■ Exercise goal: Return the number of lines that include the string "this", without any other text.

■ Supplied records:
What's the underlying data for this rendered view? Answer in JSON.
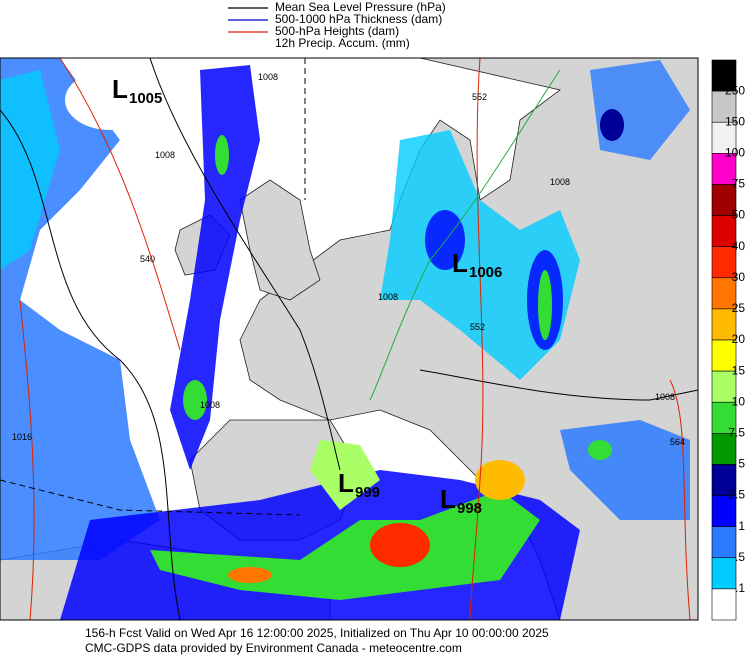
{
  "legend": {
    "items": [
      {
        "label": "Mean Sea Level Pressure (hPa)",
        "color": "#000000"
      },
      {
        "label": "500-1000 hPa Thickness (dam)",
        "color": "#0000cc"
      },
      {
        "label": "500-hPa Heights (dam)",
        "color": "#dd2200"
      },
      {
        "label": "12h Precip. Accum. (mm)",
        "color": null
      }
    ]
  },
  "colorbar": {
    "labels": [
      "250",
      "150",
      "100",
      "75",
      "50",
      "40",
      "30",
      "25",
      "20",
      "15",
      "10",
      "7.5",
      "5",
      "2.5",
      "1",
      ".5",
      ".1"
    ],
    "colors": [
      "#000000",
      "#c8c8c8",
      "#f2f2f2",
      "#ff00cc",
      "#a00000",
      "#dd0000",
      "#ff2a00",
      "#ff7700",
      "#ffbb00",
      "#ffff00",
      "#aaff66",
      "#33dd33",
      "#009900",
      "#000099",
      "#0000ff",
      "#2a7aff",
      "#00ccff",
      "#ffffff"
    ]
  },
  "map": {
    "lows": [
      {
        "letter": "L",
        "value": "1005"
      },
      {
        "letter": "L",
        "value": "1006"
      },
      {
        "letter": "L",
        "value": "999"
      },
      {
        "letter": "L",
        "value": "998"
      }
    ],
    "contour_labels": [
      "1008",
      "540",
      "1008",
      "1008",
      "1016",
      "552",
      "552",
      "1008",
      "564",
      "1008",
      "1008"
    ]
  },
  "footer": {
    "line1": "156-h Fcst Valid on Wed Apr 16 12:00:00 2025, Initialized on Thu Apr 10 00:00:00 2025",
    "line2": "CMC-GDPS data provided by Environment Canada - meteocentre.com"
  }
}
==
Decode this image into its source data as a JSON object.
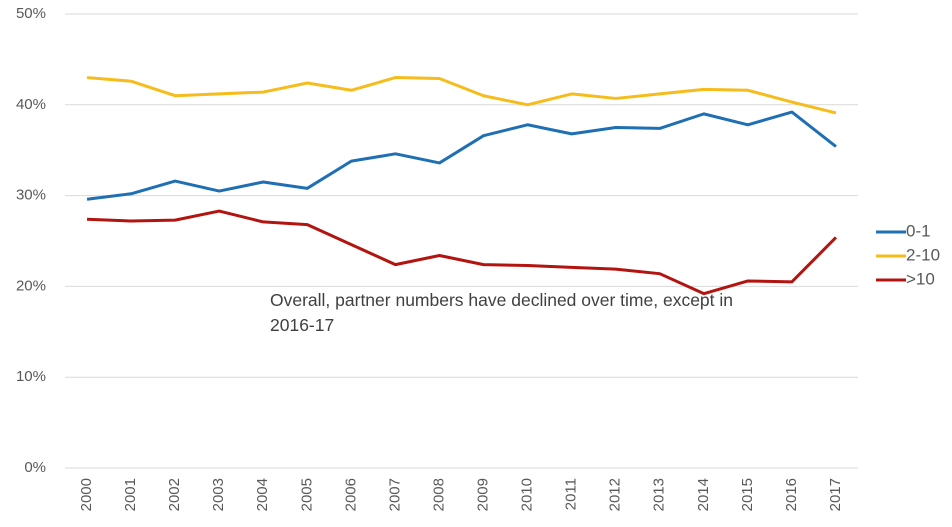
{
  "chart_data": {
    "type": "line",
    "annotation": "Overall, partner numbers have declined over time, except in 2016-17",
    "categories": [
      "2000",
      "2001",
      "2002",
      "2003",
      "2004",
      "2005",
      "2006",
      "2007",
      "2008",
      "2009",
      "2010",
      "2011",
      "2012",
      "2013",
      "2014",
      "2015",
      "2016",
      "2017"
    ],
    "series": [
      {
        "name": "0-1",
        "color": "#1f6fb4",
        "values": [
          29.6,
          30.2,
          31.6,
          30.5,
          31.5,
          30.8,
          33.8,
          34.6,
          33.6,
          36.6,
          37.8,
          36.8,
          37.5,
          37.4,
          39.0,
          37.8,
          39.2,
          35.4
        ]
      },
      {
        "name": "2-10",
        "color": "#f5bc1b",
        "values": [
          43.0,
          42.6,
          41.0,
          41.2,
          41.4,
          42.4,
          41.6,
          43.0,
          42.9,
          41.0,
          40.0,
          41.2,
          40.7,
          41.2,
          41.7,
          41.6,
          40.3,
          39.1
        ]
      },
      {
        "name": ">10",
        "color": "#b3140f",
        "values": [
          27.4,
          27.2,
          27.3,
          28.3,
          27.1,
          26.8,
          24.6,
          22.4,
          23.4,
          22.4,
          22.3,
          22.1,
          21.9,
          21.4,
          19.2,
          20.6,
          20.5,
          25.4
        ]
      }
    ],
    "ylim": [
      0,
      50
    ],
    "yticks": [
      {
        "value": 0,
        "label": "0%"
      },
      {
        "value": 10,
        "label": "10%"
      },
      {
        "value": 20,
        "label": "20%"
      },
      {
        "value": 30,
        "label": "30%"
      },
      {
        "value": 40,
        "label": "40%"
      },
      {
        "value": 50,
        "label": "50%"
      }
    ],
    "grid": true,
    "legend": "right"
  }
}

■ Final result: 2